**TASK TO CARRY OUT:** Convert every line of the records below into one numbered list, omitting blank lines and the pictures.

**SOURCE MATERIAL:**
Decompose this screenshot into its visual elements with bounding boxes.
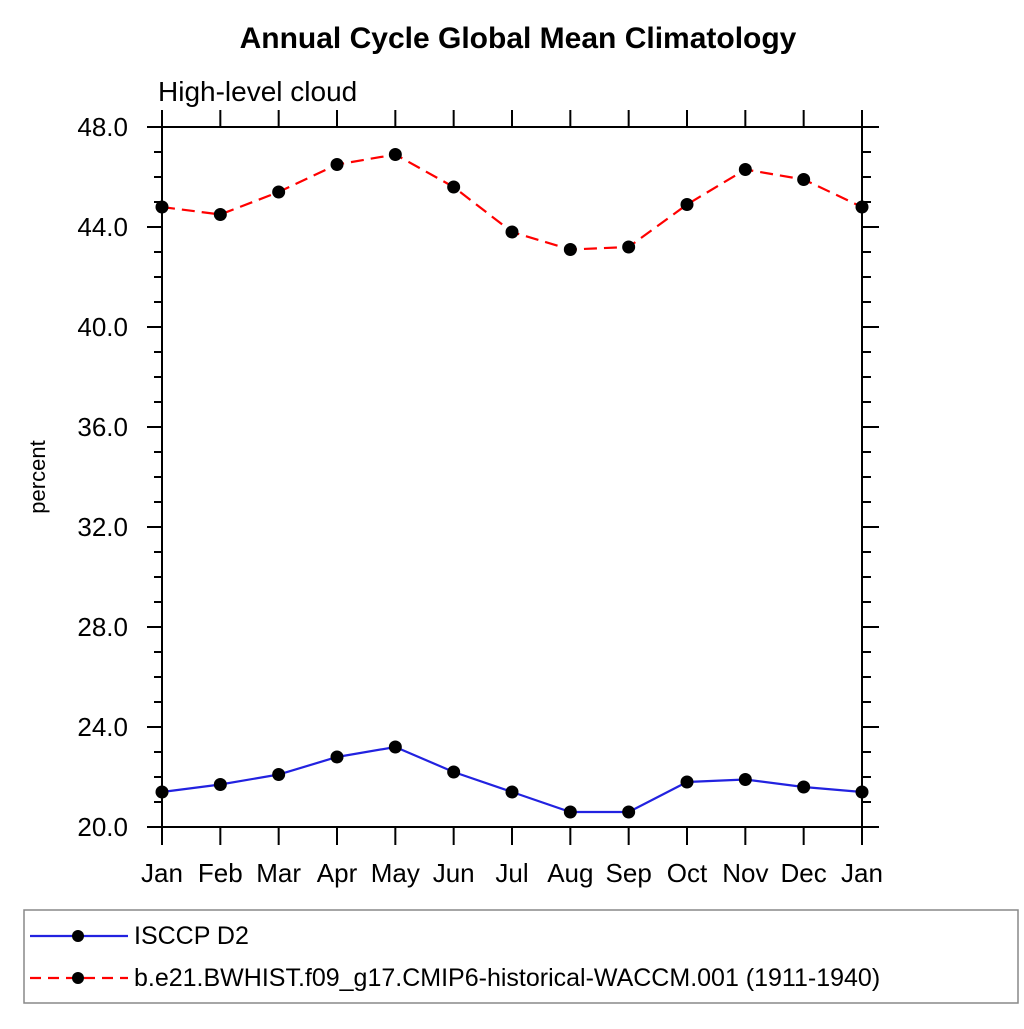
- data-point-marker: [797, 780, 811, 794]
- x-tick-label: Dec: [781, 858, 827, 888]
- data-point-marker: [680, 775, 694, 789]
- x-tick-label: Sep: [606, 858, 652, 888]
- data-point-marker: [855, 785, 869, 799]
- data-point-marker: [622, 240, 636, 254]
- x-tick-label: Apr: [317, 858, 358, 888]
- data-point-marker: [155, 200, 169, 214]
- x-tick-label: Mar: [256, 858, 301, 888]
- y-tick-label: 48.0: [77, 112, 128, 142]
- data-point-marker: [738, 163, 752, 176]
- data-point-marker: [680, 198, 694, 211]
- data-point-marker: [330, 158, 344, 171]
- series-line-isccp: [161, 745, 863, 814]
- axis-ticks: [147, 110, 879, 845]
- data-point-marker: [213, 208, 227, 221]
- x-tick-label: Aug: [547, 858, 593, 888]
- data-point-marker: [505, 785, 519, 799]
- y-tick-label: 28.0: [77, 612, 128, 642]
- data-point-marker: [272, 768, 286, 781]
- data-point-marker: [330, 750, 344, 764]
- data-point-marker: [797, 173, 811, 186]
- legend-label-model: b.e21.BWHIST.f09_g17.CMIP6-historical-WA…: [134, 964, 880, 992]
- x-tick-label: Jun: [433, 858, 475, 888]
- data-point-marker: [388, 740, 402, 754]
- legend-entry-isccp: ISCCP D2: [30, 922, 249, 950]
- x-tick-label: Jan: [841, 858, 883, 888]
- y-tick-labels: 20.0 24.0 28.0 32.0 36.0 40.0 44.0 48.0: [77, 112, 128, 842]
- legend-marker-circle: [72, 930, 84, 942]
- y-axis-label: percent: [25, 440, 50, 513]
- data-point-marker: [272, 185, 286, 199]
- y-tick-label: 44.0: [77, 212, 128, 242]
- data-point-marker: [622, 805, 636, 819]
- y-tick-label: 36.0: [77, 412, 128, 442]
- y-tick-label: 20.0: [77, 812, 128, 842]
- y-tick-label: 40.0: [77, 312, 128, 342]
- x-tick-label: Jan: [141, 858, 183, 888]
- legend-entry-model: b.e21.BWHIST.f09_g17.CMIP6-historical-WA…: [30, 964, 880, 992]
- legend-marker-circle: [72, 972, 84, 984]
- x-tick-label: Nov: [722, 858, 768, 888]
- data-point-marker: [738, 773, 752, 786]
- legend-box: [23, 909, 1019, 1004]
- legend-label-isccp: ISCCP D2: [134, 922, 249, 950]
- plot-border: [161, 126, 863, 828]
- x-tick-labels: Jan Feb Mar Apr May Jun Jul Aug Sep Oct Nov Dec Jan: [141, 858, 883, 888]
- chart-title: Annual Cycle Global Mean Climatology: [240, 22, 797, 55]
- data-point-marker: [155, 785, 169, 799]
- legend: ISCCP D2 b.e21.BWHIST.f09_g17.CMIP6-hist…: [23, 909, 1019, 1004]
- data-point-marker: [447, 765, 461, 779]
- x-tick-label: Jul: [495, 858, 528, 888]
- data-point-marker: [855, 200, 869, 214]
- y-tick-label: 32.0: [77, 512, 128, 542]
- data-point-marker: [388, 148, 402, 161]
- plot-frame: [161, 126, 863, 828]
- data-point-marker: [213, 778, 227, 791]
- x-tick-label: Oct: [667, 858, 708, 888]
- data-point-marker: [563, 243, 577, 256]
- data-point-marker: [447, 180, 461, 194]
- x-tick-label: Feb: [198, 858, 243, 888]
- x-tick-label: May: [371, 858, 420, 888]
- chart-subtitle: High-level cloud: [158, 76, 357, 107]
- data-series: [155, 148, 869, 819]
- data-point-marker: [563, 805, 577, 819]
- y-tick-label: 24.0: [77, 712, 128, 742]
- data-point-marker: [505, 225, 519, 239]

**RESPONSE BELOW:**
1. Decompose this screenshot into its visual elements with bounding boxes.
2. - data-point-marker: [797, 780, 811, 794]
3. - x-tick-label: Dec: [781, 858, 827, 888]
4. - data-point-marker: [680, 775, 694, 789]
5. - x-tick-label: Sep: [606, 858, 652, 888]
6. - data-point-marker: [855, 785, 869, 799]
7. - data-point-marker: [622, 240, 636, 254]
8. - x-tick-label: Apr: [317, 858, 358, 888]
9. - data-point-marker: [155, 200, 169, 214]
10. - x-tick-label: Mar: [256, 858, 301, 888]
11. - y-tick-label: 48.0: [77, 112, 128, 142]
12. - data-point-marker: [738, 163, 752, 176]
13. - data-point-marker: [680, 198, 694, 211]
14. - data-point-marker: [330, 158, 344, 171]
15. - series-line-isccp: [161, 745, 863, 814]
16. - axis-ticks: [147, 110, 879, 845]
17. - data-point-marker: [213, 208, 227, 221]
18. - x-tick-label: Aug: [547, 858, 593, 888]
19. - data-point-marker: [505, 785, 519, 799]
20. - y-tick-label: 28.0: [77, 612, 128, 642]
21. - data-point-marker: [272, 768, 286, 781]
22. - data-point-marker: [330, 750, 344, 764]
23. - data-point-marker: [797, 173, 811, 186]
24. - legend-label-model: b.e21.BWHIST.f09_g17.CMIP6-historical-WA…: [134, 964, 880, 992]
25. - x-tick-label: Jun: [433, 858, 475, 888]
26. - data-point-marker: [388, 740, 402, 754]
27. - legend-entry-isccp: ISCCP D2: [30, 922, 249, 950]
28. - x-tick-label: Jan: [841, 858, 883, 888]
29. - y-tick-labels: 20.0 24.0 28.0 32.0 36.0 40.0 44.0 48.0: [77, 112, 128, 842]
30. - legend-marker-circle: [72, 930, 84, 942]
31. - y-axis-label: percent: [25, 440, 50, 513]
32. - data-point-marker: [272, 185, 286, 199]
33. - y-tick-label: 44.0: [77, 212, 128, 242]
34. - data-point-marker: [622, 805, 636, 819]
35. - y-tick-label: 36.0: [77, 412, 128, 442]
36. - y-tick-label: 20.0: [77, 812, 128, 842]
37. - y-tick-label: 40.0: [77, 312, 128, 342]
38. - x-tick-label: Jan: [141, 858, 183, 888]
39. - legend-entry-model: b.e21.BWHIST.f09_g17.CMIP6-historical-WA…: [30, 964, 880, 992]
40. - legend-marker-circle: [72, 972, 84, 984]
41. - x-tick-label: Nov: [722, 858, 768, 888]
42. - data-point-marker: [738, 773, 752, 786]
43. - legend-box: [23, 909, 1019, 1004]
44. - legend-label-isccp: ISCCP D2: [134, 922, 249, 950]
45. - plot-border: [161, 126, 863, 828]
46. - x-tick-labels: Jan Feb Mar Apr May Jun Jul Aug Sep Oct Nov Dec Jan: [141, 858, 883, 888]
47. - chart-title: Annual Cycle Global Mean Climatology: [240, 22, 797, 55]
48. - data-point-marker: [155, 785, 169, 799]
49. - legend: ISCCP D2 b.e21.BWHIST.f09_g17.CMIP6-hist…: [23, 909, 1019, 1004]
50. - data-point-marker: [447, 765, 461, 779]
51. - x-tick-label: Jul: [495, 858, 528, 888]
52. - data-point-marker: [855, 200, 869, 214]
53. - y-tick-label: 32.0: [77, 512, 128, 542]
54. - data-point-marker: [388, 148, 402, 161]
55. - plot-frame: [161, 126, 863, 828]
56. - data-point-marker: [213, 778, 227, 791]
57. - x-tick-label: Oct: [667, 858, 708, 888]
58. - data-point-marker: [563, 243, 577, 256]
59. - data-point-marker: [447, 180, 461, 194]
60. - x-tick-label: Feb: [198, 858, 243, 888]
61. - x-tick-label: May: [371, 858, 420, 888]
62. - chart-subtitle: High-level cloud: [158, 76, 357, 107]
63. - data-series: [155, 148, 869, 819]
64. - data-point-marker: [563, 805, 577, 819]
65. - y-tick-label: 24.0: [77, 712, 128, 742]
66. - data-point-marker: [505, 225, 519, 239]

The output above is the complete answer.